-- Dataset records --
════════
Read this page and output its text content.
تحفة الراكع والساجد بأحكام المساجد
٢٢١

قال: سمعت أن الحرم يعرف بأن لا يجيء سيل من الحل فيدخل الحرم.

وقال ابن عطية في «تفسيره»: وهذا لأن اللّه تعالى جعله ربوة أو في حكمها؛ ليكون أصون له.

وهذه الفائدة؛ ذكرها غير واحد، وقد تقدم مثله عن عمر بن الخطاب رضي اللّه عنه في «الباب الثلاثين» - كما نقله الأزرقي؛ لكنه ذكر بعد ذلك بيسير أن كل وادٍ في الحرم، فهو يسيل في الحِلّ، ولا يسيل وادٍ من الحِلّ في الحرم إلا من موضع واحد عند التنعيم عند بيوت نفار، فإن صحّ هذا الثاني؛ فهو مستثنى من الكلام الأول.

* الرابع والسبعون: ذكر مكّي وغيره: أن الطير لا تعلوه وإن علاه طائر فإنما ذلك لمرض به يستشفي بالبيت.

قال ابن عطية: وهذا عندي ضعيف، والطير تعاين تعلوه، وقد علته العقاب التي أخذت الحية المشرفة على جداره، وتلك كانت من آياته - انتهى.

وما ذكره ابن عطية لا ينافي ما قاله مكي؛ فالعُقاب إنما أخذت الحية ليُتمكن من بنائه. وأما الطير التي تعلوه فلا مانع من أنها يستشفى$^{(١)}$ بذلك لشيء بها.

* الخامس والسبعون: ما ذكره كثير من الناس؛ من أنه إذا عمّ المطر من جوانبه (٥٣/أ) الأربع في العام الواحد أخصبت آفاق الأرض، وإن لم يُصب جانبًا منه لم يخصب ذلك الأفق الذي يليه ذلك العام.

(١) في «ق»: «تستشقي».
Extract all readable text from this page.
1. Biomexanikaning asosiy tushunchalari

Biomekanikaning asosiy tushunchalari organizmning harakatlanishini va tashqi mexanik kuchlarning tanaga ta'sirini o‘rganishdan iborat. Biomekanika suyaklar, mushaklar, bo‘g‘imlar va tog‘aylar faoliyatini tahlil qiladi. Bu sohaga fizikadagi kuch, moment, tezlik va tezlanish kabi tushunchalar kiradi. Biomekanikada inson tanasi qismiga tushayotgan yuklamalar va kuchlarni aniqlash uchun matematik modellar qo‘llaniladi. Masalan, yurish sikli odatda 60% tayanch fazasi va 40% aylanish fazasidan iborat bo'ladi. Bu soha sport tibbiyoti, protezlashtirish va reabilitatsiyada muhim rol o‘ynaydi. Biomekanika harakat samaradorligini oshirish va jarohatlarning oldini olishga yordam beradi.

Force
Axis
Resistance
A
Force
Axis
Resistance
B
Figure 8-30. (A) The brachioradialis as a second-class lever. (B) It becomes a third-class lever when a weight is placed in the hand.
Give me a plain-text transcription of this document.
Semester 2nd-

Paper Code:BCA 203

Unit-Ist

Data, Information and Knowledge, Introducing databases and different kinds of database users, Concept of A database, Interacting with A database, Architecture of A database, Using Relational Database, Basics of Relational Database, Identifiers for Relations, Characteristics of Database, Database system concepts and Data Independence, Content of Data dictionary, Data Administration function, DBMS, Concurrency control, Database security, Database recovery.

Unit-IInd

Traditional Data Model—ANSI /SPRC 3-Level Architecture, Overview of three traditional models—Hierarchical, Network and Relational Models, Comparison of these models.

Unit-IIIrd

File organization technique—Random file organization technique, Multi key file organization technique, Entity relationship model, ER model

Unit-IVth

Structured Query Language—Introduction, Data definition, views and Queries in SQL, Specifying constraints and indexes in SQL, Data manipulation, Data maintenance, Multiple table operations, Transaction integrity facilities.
════════
Identify all lines in the records above with the word "Unit".

-- Task solution --
Unit-Ist
Unit-IInd
Unit-IIIrd
Unit-IVth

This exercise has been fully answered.